### TO BE DONE
Extract each line of the records below that contains the word "well".

### INFORMATION PROVIDED
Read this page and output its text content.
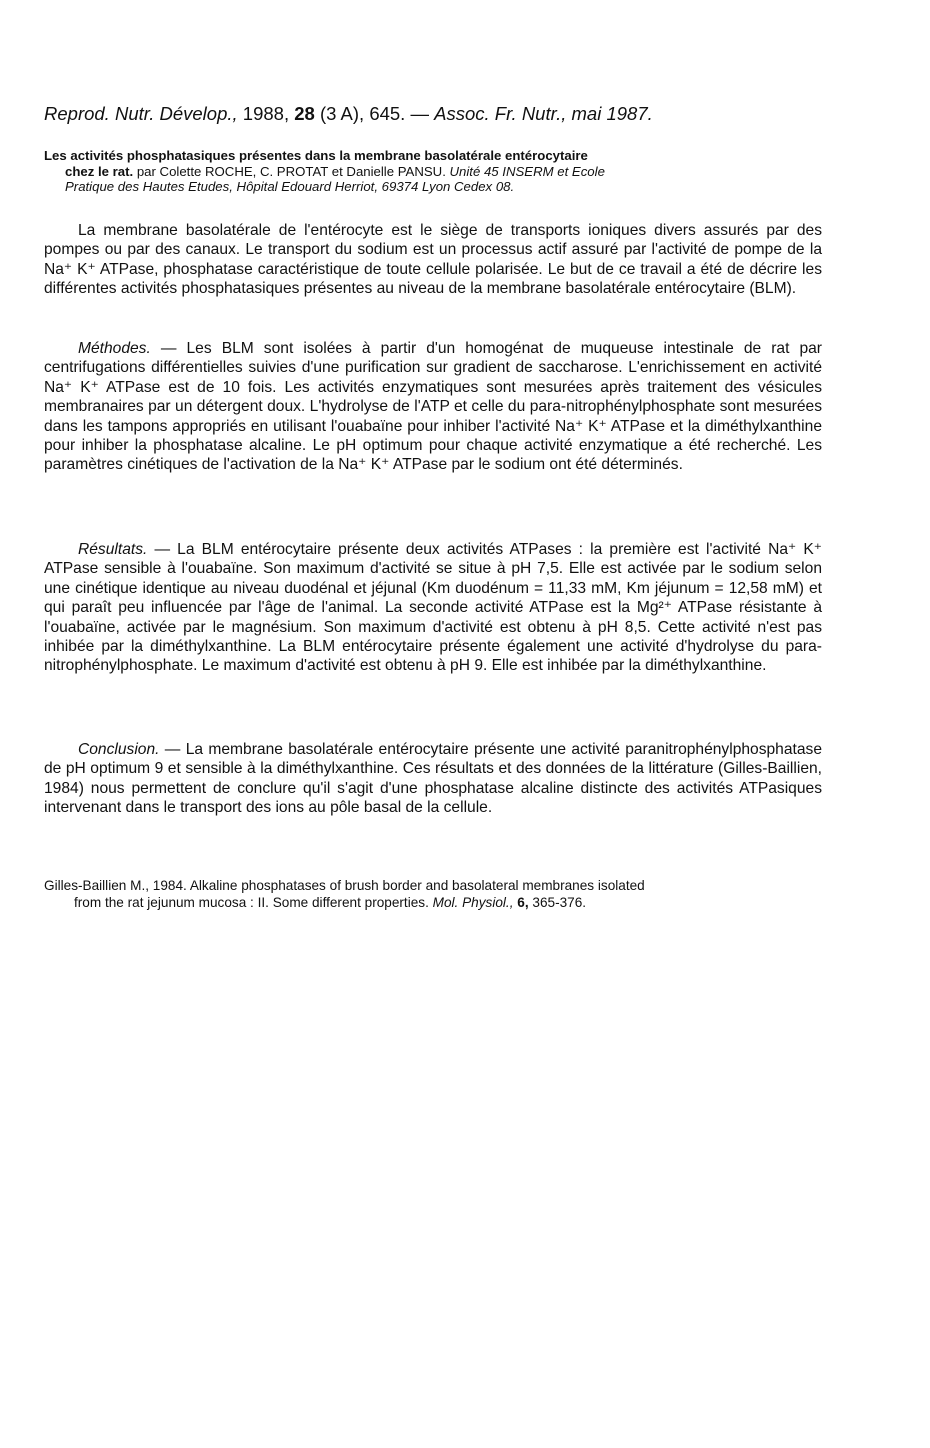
Reprod. Nutr. Dévelop., 1988, 28 (3 A), 645. — Assoc. Fr. Nutr., mai 1987.
Les activités phosphatasiques présentes dans la membrane basolatérale entérocytaire
chez le rat. par Colette ROCHE, C. PROTAT et Danielle PANSU. Unité 45 INSERM et Ecole
Pratique des Hautes Etudes, Hôpital Edouard Herriot, 69374 Lyon Cedex 08.

La membrane basolatérale de l'entérocyte est le siège de transports ioniques divers assurés par des pompes ou par des canaux. Le transport du sodium est un processus actif assuré par l'activité de pompe de la Na⁺ K⁺ ATPase, phosphatase caractéristique de toute cellule polarisée. Le but de ce travail a été de décrire les différentes activités phosphatasiques présentes au niveau de la membrane basolatérale entérocytaire (BLM).

Méthodes. — Les BLM sont isolées à partir d'un homogénat de muqueuse intestinale de rat par centrifugations différentielles suivies d'une purification sur gradient de saccharose. L'enrichissement en activité Na⁺ K⁺ ATPase est de 10 fois. Les activités enzymatiques sont mesurées après traitement des vésicules membranaires par un détergent doux. L'hydrolyse de l'ATP et celle du para-nitrophénylphosphate sont mesurées dans les tampons appropriés en utilisant l'ouabaïne pour inhiber l'activité Na⁺ K⁺ ATPase et la diméthylxanthine pour inhiber la phosphatase alcaline. Le pH optimum pour chaque activité enzymatique a été recherché. Les paramètres cinétiques de l'activation de la Na⁺ K⁺ ATPase par le sodium ont été déterminés.

Résultats. — La BLM entérocytaire présente deux activités ATPases : la première est l'activité Na⁺ K⁺ ATPase sensible à l'ouabaïne. Son maximum d'activité se situe à pH 7,5. Elle est activée par le sodium selon une cinétique identique au niveau duodénal et jéjunal (Km duodénum = 11,33 mM, Km jéjunum = 12,58 mM) et qui paraît peu influencée par l'âge de l'animal. La seconde activité ATPase est la Mg²⁺ ATPase résistante à l'ouabaïne, activée par le magnésium. Son maximum d'activité est obtenu à pH 8,5. Cette activité n'est pas inhibée par la diméthylxanthine. La BLM entérocytaire présente également une activité d'hydrolyse du para-nitrophénylphosphate. Le maximum d'activité est obtenu à pH 9. Elle est inhibée par la diméthylxanthine.

Conclusion. — La membrane basolatérale entérocytaire présente une activité paranitrophénylphosphatase de pH optimum 9 et sensible à la diméthylxanthine. Ces résultats et des données de la littérature (Gilles-Baillien, 1984) nous permettent de conclure qu'il s'agit d'une phosphatase alcaline distincte des activités ATPasiques intervenant dans le transport des ions au pôle basal de la cellule.

Gilles-Baillien M., 1984. Alkaline phosphatases of brush border and basolateral membranes isolated
from the rat jejunum mucosa : II. Some different properties. Mol. Physiol., 6, 365-376.
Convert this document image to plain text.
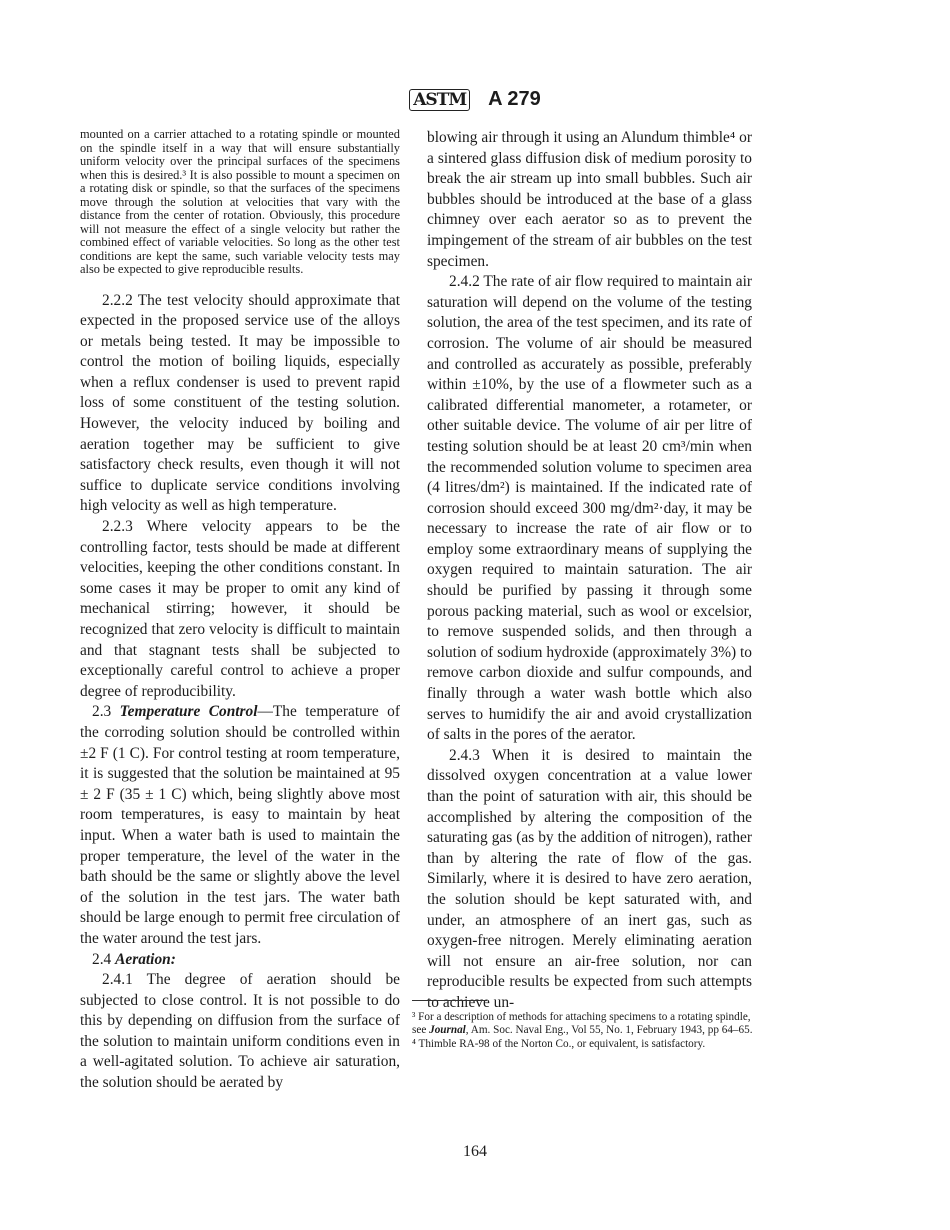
ASTM A 279

mounted on a carrier attached to a rotating spindle or mounted on the spindle itself in a way that will ensure substantially uniform velocity over the principal surfaces of the specimens when this is desired.³ It is also possible to mount a specimen on a rotating disk or spindle, so that the surfaces of the specimens move through the solution at velocities that vary with the distance from the center of rotation. Obviously, this procedure will not measure the effect of a single velocity but rather the combined effect of variable velocities. So long as the other test conditions are kept the same, such variable velocity tests may also be expected to give reproducible results.

2.2.2 The test velocity should approximate that expected in the proposed service use of the alloys or metals being tested. It may be impossible to control the motion of boiling liquids, especially when a reflux condenser is used to prevent rapid loss of some constituent of the testing solution. However, the velocity induced by boiling and aeration together may be sufficient to give satisfactory check results, even though it will not suffice to duplicate service conditions involving high velocity as well as high temperature.

2.2.3 Where velocity appears to be the controlling factor, tests should be made at different velocities, keeping the other conditions constant. In some cases it may be proper to omit any kind of mechanical stirring; however, it should be recognized that zero velocity is difficult to maintain and that stagnant tests shall be subjected to exceptionally careful control to achieve a proper degree of reproducibility.

2.3 Temperature Control—The temperature of the corroding solution should be controlled within ±2 F (1 C). For control testing at room temperature, it is suggested that the solution be maintained at 95 ± 2 F (35 ± 1 C) which, being slightly above most room temperatures, is easy to maintain by heat input. When a water bath is used to maintain the proper temperature, the level of the water in the bath should be the same or slightly above the level of the solution in the test jars. The water bath should be large enough to permit free circulation of the water around the test jars.

2.4 Aeration:

2.4.1 The degree of aeration should be subjected to close control. It is not possible to do this by depending on diffusion from the surface of the solution to maintain uniform conditions even in a well-agitated solution. To achieve air saturation, the solution should be aerated by

blowing air through it using an Alundum thimble⁴ or a sintered glass diffusion disk of medium porosity to break the air stream up into small bubbles. Such air bubbles should be introduced at the base of a glass chimney over each aerator so as to prevent the impingement of the stream of air bubbles on the test specimen.

2.4.2 The rate of air flow required to maintain air saturation will depend on the volume of the testing solution, the area of the test specimen, and its rate of corrosion. The volume of air should be measured and controlled as accurately as possible, preferably within ±10%, by the use of a flowmeter such as a calibrated differential manometer, a rotameter, or other suitable device. The volume of air per litre of testing solution should be at least 20 cm³/min when the recommended solution volume to specimen area (4 litres/dm²) is maintained. If the indicated rate of corrosion should exceed 300 mg/dm²·day, it may be necessary to increase the rate of air flow or to employ some extraordinary means of supplying the oxygen required to maintain saturation. The air should be purified by passing it through some porous packing material, such as wool or excelsior, to remove suspended solids, and then through a solution of sodium hydroxide (approximately 3%) to remove carbon dioxide and sulfur compounds, and finally through a water wash bottle which also serves to humidify the air and avoid crystallization of salts in the pores of the aerator.

2.4.3 When it is desired to maintain the dissolved oxygen concentration at a value lower than the point of saturation with air, this should be accomplished by altering the composition of the saturating gas (as by the addition of nitrogen), rather than by altering the rate of flow of the gas. Similarly, where it is desired to have zero aeration, the solution should be kept saturated with, and under, an atmosphere of an inert gas, such as oxygen-free nitrogen. Merely eliminating aeration will not ensure an air-free solution, nor can reproducible results be expected from such attempts to achieve un-

³ For a description of methods for attaching specimens to a rotating spindle, see Journal, Am. Soc. Naval Eng., Vol 55, No. 1, February 1943, pp 64–65.

⁴ Thimble RA-98 of the Norton Co., or equivalent, is satisfactory.

164
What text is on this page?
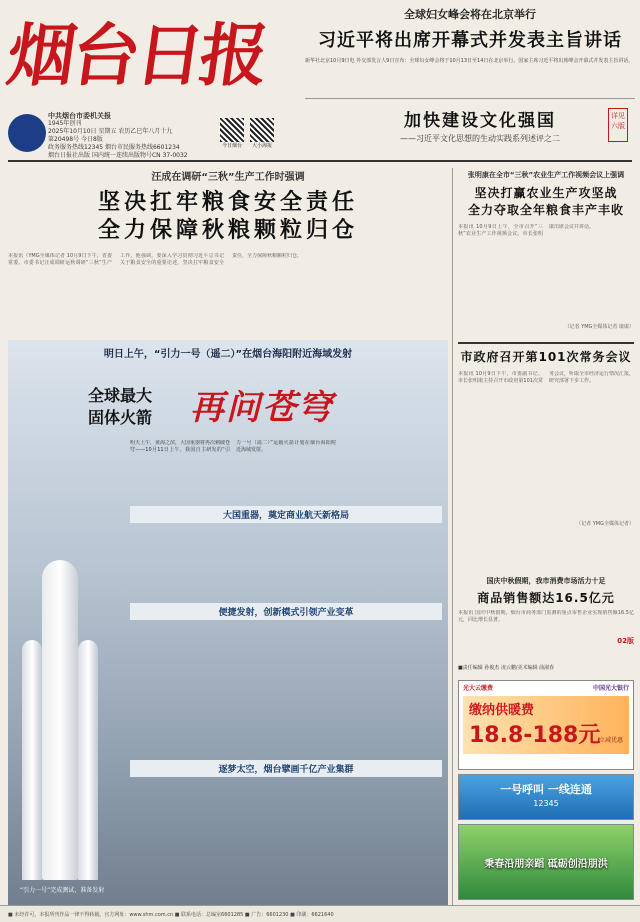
烟台日报
中共烟台市委机关报
1945年创刊
2025年10月10日 星期五 农历乙巳年八月十九
第20498号 今日8版
政务服务热线12345 烟台市民服务热线6601234
烟台日报社出版 国内统一连续出版物号CN 37-0032
今日烟台	大小海报
全球妇女峰会将在北京举行
习近平将出席开幕式并发表主旨讲话
新华社北京10月9日电 外交部发言人9日宣布：全球妇女峰会将于10月13日至14日在北京举行。国家主席习近平将出席峰会开幕式并发表主旨讲话。
加快建设文化强国
——习近平文化思想的生动实践系列述评之二
详见六版
汪成在调研“三秋”生产工作时强调
坚决扛牢粮食安全责任
全力保障秋粮颗粒归仓
本报讯（YMG全媒体记者 10月9日下午，省委常委、市委书记汪成调研运秋调研“三秋”生产工作。他强调，要深入学习贯彻习近平总书记关于粮食安全的重要论述，坚决扛牢粮食安全责任，全力保障秋粮颗粒归仓。
张明康在全市“三秋”农业生产工作视频会议上强调
坚决打赢农业生产攻坚战
全力夺取全年粮食丰产丰收
本报讯 10月9日上午，全市召开“三秋”农业生产工作视频会议。市长张明康出席会议并讲话。
（记者 YMG全媒体记者 康康）
明日上午，“引力一号（遥二）”在烟台海阳附近海域发射
全球最大
固体火箭	再问苍穹
明天上午，黄海之滨，大国重器将再次刺破苍穹——10月11日上午，我国自主研发的“引力一号（遥二）”运载火箭计划在烟台海阳附近海域发射。
大国重器，奠定商业航天新格局
便捷发射，创新模式引领产业变革
逐梦太空，烟台擘画千亿产业集群
“引力一号”完成测试，准备发射
市政府召开第101次常务会议
本报讯 10月9日下午，市委副书记、市长张明康主持召开市政府第101次常务会议，听取全市经济运行情况汇报，研究部署下步工作。
（记者 YMG全媒体记者）
国庆中秋假期，我市消费市场活力十足
商品销售额达16.5亿元
本报讯 国庆中秋假期，烟台市商务部门监测的重点零售企业实现销售额16.5亿元，同比增长显著。
02版
■责任编辑 孙俊杰 凌云鹏/美术编辑 曲淑春
光大云缴费	中国光大银行
缴纳供暖费
18.8-188元
立减优惠
一号呼叫 一线连通
12345
秉春沿朋亲蹈 砥砺创沿朋洪
■ 未经许可，本报所刊作品一律不得转载。官方网址：www.shm.com.cn ■ 联系电话：总编室6601285 ■ 广告：6601230 ■ 印刷：6621640
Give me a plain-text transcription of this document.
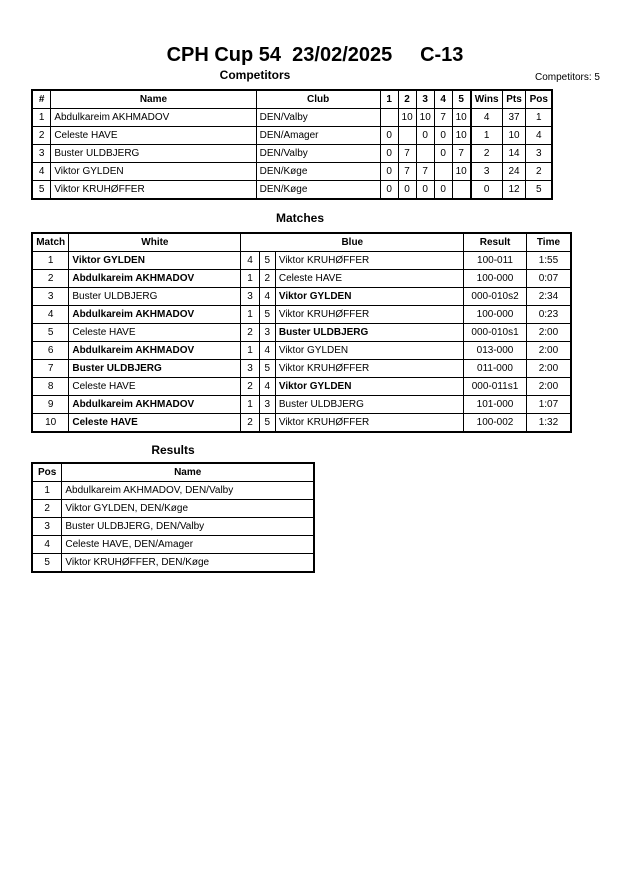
CPH Cup 54 23/02/2025 C-13
Competitors	Competitors: 5
#	Name	Club	1	2	3	4	5	Wins	Pts	Pos
1	Abdulkareim AKHMADOV	DEN/Valby		10	10	7	10	4	37	1
2	Celeste HAVE	DEN/Amager	0		0	0	10	1	10	4
3	Buster ULDBJERG	DEN/Valby	0	7		0	7	2	14	3
4	Viktor GYLDEN	DEN/Køge	0	7	7		10	3	24	2
5	Viktor KRUHØFFER	DEN/Køge	0	0	0	0		0	12	5
Matches
Match	White	Blue			Result	Time
1	Viktor GYLDEN	4	5	Viktor KRUHØFFER	100-011	1:55
2	Abdulkareim AKHMADOV	1	2	Celeste HAVE	100-000	0:07
3	Buster ULDBJERG	3	4	Viktor GYLDEN	000-010s2	2:34
4	Abdulkareim AKHMADOV	1	5	Viktor KRUHØFFER	100-000	0:23
5	Celeste HAVE	2	3	Buster ULDBJERG	000-010s1	2:00
6	Abdulkareim AKHMADOV	1	4	Viktor GYLDEN	013-000	2:00
7	Buster ULDBJERG	3	5	Viktor KRUHØFFER	011-000	2:00
8	Celeste HAVE	2	4	Viktor GYLDEN	000-011s1	2:00
9	Abdulkareim AKHMADOV	1	3	Buster ULDBJERG	101-000	1:07
10	Celeste HAVE	2	5	Viktor KRUHØFFER	100-002	1:32
Results
Pos	Name
1	Abdulkareim AKHMADOV, DEN/Valby
2	Viktor GYLDEN, DEN/Køge
3	Buster ULDBJERG, DEN/Valby
4	Celeste HAVE, DEN/Amager
5	Viktor KRUHØFFER, DEN/Køge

### PROBLEM SOLUTION
2.2.2 The test velocity should approximate that expected in the proposed service use of the alloys or metals being tested. It may be impossible to control the motion of boiling liquids, especially when a reflux condenser is used to prevent rapid loss of some constituent of the testing solution. However, the velocity induced by boiling and aeration together may be sufficient to give satisfactory check results, even though it will not suffice to duplicate service conditions involving high velocity as well as high temperature.
2.4.1 The degree of aeration should be subjected to close control. It is not possible to do this by depending on diffusion from the surface of the solution to maintain uniform conditions even in a well-agitated solution. To achieve air saturation, the solution should be aerated by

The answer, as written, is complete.